▸ **The problem**:
From the entries below, copy every line where the string "Anesthesiology" appears.
** begin The input **
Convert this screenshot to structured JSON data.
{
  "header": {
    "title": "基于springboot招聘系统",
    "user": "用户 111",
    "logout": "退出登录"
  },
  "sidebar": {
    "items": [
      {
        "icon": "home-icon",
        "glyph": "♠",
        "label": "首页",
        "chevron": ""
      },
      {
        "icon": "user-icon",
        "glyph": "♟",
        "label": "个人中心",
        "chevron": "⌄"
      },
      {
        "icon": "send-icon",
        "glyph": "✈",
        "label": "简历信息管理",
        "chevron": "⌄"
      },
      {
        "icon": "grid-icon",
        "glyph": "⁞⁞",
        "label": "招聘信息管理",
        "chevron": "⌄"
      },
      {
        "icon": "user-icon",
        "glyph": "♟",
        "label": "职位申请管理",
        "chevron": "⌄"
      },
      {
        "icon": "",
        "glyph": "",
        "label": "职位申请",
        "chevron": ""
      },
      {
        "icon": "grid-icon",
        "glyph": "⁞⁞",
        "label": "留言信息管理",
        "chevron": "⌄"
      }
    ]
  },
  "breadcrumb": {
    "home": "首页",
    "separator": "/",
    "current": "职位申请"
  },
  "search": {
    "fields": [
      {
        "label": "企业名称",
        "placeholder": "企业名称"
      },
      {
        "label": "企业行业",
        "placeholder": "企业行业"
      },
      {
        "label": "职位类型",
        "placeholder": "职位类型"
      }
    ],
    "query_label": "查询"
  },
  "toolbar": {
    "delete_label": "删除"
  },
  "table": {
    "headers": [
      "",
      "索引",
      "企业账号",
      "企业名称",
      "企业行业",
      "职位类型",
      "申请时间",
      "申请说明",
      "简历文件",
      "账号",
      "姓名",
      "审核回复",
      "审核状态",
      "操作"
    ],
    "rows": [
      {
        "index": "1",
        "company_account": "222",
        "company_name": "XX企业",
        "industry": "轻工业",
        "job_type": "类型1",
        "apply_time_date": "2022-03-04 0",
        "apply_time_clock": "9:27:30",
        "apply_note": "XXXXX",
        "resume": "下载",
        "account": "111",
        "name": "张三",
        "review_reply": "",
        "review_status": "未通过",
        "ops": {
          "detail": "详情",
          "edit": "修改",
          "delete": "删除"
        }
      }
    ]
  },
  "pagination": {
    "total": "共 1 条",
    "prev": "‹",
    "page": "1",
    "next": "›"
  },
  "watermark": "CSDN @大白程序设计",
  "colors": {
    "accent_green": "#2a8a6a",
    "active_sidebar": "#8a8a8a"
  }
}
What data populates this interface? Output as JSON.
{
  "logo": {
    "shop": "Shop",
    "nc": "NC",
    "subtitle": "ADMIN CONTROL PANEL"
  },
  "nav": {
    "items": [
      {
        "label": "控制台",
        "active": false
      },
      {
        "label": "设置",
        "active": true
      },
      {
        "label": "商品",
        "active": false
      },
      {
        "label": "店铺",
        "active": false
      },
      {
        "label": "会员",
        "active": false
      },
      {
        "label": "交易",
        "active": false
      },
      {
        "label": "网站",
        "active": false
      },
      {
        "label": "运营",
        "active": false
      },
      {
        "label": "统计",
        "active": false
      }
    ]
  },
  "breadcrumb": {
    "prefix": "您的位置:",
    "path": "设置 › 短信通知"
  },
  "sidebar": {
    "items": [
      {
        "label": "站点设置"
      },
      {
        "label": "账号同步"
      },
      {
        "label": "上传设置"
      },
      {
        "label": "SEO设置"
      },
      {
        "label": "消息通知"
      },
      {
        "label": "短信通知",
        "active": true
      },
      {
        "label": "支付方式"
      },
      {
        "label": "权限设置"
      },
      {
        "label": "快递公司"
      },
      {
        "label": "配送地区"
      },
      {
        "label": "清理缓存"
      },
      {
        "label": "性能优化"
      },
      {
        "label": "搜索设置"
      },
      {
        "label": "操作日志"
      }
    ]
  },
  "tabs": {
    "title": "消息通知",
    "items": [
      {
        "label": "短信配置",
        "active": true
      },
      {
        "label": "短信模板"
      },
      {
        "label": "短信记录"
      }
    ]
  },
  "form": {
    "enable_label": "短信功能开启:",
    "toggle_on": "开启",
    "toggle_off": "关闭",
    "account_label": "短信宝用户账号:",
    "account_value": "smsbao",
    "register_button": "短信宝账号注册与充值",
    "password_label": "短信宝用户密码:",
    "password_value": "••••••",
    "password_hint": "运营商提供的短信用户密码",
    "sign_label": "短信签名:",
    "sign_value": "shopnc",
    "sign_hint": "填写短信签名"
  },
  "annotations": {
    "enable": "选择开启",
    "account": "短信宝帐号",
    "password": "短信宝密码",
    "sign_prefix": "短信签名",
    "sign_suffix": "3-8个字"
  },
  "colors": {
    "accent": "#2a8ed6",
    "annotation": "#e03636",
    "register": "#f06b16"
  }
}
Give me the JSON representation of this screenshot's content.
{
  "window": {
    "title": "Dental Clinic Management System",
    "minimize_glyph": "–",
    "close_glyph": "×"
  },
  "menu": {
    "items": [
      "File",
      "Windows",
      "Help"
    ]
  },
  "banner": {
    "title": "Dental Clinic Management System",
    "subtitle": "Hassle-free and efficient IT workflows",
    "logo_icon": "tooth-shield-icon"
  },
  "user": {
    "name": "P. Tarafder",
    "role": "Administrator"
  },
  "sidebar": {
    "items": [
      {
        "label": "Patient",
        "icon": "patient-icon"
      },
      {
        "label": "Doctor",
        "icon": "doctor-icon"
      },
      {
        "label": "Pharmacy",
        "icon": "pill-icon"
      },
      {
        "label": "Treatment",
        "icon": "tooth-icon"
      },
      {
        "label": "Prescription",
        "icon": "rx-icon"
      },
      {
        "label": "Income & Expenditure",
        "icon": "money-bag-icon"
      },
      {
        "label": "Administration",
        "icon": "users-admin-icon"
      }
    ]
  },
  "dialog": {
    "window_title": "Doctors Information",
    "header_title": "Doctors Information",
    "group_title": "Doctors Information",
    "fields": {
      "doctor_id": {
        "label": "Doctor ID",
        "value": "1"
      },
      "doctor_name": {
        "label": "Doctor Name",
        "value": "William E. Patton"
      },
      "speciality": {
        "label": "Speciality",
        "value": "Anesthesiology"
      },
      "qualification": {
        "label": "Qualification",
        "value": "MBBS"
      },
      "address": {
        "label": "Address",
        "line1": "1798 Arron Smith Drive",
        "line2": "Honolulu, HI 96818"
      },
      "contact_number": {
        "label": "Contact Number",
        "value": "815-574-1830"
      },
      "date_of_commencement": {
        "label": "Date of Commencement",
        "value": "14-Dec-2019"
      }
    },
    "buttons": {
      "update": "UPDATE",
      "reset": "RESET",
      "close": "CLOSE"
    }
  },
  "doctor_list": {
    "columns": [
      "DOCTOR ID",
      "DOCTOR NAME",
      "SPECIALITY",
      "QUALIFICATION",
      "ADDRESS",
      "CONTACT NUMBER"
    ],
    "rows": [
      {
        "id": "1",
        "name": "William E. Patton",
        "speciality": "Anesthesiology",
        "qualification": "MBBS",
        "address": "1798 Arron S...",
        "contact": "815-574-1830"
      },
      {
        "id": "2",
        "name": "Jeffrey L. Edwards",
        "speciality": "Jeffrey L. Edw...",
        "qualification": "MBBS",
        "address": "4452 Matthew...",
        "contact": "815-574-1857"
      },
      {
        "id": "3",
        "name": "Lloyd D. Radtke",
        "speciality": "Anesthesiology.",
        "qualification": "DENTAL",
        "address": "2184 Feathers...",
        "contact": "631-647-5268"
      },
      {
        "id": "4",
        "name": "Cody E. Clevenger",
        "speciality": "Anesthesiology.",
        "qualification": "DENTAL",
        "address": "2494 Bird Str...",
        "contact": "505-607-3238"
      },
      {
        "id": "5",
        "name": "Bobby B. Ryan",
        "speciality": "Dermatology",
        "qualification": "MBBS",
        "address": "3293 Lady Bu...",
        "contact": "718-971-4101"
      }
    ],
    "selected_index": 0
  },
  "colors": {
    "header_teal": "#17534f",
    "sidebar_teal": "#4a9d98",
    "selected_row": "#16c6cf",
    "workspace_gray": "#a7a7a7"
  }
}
** end The input **
▸ **Output of the exercise**:
        "value": "Anesthesiology"
        "speciality": "Anesthesiology",
        "speciality": "Anesthesiology.",
        "speciality": "Anesthesiology.",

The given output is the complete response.